* [EXERCISE DETAILS]:
From the entries below, copy every line that holds the word "Dashboard".

* [DATASET ENTRIES]:
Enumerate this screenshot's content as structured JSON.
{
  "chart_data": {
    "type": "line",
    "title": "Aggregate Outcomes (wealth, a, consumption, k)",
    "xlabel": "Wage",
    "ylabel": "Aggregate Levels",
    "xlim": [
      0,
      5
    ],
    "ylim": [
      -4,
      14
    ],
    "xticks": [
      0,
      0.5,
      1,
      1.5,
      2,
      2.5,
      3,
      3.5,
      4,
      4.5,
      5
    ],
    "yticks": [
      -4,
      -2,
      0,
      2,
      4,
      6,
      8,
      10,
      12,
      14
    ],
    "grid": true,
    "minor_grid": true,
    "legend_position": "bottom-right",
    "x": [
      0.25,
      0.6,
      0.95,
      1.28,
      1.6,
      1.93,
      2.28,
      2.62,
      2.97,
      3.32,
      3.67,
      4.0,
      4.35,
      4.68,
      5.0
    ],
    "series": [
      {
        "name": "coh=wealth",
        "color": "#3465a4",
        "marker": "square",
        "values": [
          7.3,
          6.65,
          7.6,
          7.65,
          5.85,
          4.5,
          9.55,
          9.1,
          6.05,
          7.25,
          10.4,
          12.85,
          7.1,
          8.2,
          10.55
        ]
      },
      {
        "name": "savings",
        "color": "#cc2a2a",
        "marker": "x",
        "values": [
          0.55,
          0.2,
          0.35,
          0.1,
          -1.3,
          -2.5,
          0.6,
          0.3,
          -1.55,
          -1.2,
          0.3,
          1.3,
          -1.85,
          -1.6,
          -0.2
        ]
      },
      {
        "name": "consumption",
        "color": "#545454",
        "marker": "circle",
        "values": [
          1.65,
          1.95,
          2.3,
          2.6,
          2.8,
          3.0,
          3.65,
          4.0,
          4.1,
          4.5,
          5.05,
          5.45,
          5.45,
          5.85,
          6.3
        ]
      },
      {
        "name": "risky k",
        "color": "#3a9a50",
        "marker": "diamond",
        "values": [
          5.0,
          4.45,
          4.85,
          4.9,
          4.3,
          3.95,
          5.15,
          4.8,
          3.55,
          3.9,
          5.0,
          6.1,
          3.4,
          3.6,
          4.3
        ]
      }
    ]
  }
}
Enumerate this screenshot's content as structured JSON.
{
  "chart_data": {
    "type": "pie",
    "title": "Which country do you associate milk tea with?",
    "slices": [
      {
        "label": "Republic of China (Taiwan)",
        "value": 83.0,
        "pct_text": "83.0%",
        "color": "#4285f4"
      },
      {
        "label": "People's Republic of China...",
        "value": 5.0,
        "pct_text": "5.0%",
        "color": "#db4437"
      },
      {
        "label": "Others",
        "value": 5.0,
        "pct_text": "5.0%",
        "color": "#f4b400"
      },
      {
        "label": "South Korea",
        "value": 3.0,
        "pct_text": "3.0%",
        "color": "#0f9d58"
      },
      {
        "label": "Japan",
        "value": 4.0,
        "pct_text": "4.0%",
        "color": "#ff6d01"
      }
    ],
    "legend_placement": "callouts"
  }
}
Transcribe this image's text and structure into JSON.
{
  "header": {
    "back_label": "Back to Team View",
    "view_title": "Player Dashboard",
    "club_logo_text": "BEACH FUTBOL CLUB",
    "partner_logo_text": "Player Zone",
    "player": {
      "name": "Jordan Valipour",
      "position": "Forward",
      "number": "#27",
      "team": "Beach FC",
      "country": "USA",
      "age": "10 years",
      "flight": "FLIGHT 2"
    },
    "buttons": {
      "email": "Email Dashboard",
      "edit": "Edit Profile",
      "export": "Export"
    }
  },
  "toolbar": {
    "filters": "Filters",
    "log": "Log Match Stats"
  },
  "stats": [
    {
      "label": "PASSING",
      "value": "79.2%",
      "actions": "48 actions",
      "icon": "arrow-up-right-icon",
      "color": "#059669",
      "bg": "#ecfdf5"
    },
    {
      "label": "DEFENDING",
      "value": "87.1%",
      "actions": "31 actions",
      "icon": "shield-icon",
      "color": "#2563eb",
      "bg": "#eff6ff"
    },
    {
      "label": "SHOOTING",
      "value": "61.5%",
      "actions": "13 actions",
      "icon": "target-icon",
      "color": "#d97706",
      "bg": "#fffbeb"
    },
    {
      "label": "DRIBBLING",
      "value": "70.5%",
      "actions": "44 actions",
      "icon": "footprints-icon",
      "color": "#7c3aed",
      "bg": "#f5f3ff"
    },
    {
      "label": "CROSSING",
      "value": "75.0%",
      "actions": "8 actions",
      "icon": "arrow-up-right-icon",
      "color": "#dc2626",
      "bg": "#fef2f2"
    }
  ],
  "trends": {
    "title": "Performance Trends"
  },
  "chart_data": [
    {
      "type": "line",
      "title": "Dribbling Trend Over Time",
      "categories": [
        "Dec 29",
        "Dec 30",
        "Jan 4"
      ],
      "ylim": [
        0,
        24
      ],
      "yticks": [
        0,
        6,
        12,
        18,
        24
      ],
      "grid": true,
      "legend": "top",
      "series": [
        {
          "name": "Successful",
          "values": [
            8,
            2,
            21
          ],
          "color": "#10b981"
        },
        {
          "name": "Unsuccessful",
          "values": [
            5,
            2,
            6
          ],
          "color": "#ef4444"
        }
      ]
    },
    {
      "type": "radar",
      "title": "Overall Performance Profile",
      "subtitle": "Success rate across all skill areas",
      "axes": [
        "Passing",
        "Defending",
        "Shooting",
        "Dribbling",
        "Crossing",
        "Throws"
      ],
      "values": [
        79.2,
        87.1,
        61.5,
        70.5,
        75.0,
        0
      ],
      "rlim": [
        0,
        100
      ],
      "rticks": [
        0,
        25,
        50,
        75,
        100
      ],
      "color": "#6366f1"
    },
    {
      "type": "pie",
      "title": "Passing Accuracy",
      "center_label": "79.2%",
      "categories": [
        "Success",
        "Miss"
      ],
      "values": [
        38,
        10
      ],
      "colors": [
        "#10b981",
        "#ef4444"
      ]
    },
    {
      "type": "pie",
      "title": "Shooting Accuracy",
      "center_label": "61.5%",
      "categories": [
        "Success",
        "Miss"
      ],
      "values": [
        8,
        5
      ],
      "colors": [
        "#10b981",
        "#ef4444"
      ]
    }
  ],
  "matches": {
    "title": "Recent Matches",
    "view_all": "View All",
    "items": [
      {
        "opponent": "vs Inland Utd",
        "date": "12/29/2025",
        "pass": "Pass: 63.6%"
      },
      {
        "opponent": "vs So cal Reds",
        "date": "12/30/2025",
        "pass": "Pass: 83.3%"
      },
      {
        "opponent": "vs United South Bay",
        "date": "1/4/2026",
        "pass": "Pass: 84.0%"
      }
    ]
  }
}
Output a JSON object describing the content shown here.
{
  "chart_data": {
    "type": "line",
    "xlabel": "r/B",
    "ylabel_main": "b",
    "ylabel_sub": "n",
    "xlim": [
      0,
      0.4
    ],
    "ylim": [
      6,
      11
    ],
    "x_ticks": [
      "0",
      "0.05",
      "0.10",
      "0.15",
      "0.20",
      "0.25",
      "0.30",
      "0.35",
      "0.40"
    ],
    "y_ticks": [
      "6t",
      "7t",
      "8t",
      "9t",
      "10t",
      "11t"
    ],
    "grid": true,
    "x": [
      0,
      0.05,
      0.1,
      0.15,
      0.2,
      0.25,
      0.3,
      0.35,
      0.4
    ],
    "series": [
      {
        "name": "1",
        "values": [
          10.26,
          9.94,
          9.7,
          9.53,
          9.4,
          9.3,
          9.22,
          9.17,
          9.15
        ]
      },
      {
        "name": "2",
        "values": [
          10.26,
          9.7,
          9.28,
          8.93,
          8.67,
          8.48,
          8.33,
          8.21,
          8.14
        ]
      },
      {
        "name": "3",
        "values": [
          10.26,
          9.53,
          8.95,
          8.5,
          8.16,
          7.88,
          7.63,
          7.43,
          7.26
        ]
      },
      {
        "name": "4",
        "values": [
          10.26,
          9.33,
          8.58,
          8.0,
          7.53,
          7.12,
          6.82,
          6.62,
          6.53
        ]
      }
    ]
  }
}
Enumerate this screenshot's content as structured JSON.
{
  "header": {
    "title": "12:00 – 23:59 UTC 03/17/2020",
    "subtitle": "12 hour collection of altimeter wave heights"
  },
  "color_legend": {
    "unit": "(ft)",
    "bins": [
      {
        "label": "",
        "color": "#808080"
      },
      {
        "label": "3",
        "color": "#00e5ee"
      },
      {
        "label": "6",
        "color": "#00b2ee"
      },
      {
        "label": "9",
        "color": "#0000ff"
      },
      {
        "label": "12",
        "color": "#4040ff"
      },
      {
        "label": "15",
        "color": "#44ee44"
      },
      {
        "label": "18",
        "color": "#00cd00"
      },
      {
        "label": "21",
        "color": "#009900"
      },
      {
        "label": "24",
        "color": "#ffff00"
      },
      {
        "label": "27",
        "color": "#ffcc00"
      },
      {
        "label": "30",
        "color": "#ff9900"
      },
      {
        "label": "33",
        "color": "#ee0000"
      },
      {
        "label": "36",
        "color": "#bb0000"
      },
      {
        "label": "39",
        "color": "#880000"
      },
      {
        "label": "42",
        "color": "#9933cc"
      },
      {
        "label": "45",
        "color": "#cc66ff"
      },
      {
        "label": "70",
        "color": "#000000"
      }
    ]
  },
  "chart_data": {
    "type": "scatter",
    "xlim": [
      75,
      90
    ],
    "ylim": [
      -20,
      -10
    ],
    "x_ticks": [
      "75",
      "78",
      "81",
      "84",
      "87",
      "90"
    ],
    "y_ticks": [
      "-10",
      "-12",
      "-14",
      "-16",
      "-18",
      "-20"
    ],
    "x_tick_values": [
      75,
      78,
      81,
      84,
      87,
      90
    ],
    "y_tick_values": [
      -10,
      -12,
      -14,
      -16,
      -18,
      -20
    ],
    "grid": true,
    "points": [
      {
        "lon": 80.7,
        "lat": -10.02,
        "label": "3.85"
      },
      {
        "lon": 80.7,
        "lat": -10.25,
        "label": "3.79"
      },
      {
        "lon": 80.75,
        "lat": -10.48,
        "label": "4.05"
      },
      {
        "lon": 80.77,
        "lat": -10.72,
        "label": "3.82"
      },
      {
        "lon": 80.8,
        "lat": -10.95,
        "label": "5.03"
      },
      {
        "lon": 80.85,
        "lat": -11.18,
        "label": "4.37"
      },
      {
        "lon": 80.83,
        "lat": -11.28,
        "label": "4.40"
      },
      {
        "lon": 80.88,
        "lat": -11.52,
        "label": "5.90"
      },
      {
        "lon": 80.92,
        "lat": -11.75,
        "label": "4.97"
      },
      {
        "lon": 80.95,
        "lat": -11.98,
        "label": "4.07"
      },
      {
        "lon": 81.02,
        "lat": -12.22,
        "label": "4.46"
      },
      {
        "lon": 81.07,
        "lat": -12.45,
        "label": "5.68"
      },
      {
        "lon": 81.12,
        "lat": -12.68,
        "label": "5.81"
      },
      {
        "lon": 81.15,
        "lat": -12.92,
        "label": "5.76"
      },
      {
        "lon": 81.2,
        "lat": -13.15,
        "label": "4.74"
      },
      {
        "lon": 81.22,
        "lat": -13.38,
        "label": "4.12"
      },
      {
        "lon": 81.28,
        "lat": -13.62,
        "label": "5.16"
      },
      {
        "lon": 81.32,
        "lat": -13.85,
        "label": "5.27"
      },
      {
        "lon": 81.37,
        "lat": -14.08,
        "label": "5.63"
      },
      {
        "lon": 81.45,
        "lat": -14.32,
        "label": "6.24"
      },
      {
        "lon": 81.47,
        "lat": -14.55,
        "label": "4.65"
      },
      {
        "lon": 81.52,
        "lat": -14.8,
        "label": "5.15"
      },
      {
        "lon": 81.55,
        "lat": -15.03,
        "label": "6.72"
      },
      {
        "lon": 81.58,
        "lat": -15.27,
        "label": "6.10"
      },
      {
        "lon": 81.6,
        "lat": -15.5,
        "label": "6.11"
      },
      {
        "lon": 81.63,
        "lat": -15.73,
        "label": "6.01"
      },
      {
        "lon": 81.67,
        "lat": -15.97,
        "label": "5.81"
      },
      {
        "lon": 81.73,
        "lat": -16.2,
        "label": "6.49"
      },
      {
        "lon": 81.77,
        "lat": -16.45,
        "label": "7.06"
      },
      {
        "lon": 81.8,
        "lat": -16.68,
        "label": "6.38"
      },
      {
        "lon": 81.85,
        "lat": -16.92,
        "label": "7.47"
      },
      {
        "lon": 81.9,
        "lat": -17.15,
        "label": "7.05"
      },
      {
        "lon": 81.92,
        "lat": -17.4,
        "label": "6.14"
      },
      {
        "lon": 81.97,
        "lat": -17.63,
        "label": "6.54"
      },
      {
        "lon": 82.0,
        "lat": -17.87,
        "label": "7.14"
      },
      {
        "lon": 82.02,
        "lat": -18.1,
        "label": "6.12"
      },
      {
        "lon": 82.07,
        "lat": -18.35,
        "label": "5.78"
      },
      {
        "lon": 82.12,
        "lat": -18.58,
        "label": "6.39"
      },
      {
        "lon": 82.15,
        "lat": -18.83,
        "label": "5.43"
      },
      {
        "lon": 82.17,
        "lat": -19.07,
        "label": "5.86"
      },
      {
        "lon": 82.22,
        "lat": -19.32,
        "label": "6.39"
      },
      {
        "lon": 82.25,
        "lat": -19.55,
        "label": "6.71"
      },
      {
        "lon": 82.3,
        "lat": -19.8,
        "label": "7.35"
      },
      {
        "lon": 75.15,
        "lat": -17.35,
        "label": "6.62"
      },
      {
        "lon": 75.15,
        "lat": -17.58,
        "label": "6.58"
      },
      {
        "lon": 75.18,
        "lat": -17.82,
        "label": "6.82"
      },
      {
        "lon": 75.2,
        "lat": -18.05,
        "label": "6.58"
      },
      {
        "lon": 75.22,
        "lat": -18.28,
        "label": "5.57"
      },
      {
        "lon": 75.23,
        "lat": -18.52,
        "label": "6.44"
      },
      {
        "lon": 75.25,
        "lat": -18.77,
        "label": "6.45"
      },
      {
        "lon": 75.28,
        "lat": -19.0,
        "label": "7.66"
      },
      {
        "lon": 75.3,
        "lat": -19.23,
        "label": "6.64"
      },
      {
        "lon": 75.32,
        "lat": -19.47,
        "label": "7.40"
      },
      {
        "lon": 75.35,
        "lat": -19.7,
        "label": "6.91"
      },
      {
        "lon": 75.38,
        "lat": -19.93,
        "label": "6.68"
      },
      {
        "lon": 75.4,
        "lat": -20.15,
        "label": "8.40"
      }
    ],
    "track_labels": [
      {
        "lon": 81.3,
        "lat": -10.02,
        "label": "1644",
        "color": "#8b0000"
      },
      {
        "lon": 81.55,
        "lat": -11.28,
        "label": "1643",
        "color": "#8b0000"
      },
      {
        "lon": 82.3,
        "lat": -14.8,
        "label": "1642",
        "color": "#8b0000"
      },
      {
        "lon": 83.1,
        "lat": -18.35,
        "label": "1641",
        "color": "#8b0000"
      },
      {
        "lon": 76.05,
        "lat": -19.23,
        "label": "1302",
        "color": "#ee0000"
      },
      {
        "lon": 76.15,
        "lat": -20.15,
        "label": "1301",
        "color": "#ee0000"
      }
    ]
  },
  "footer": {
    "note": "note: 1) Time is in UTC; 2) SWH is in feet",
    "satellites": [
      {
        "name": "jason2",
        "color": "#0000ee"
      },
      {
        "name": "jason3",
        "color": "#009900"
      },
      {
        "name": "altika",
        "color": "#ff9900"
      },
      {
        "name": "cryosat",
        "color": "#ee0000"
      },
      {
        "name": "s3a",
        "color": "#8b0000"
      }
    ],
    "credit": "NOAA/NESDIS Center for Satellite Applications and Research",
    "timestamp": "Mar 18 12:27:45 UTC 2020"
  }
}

* [EXPECTED OUTPUT]:
    "view_title": "Player Dashboard",
      "email": "Email Dashboard",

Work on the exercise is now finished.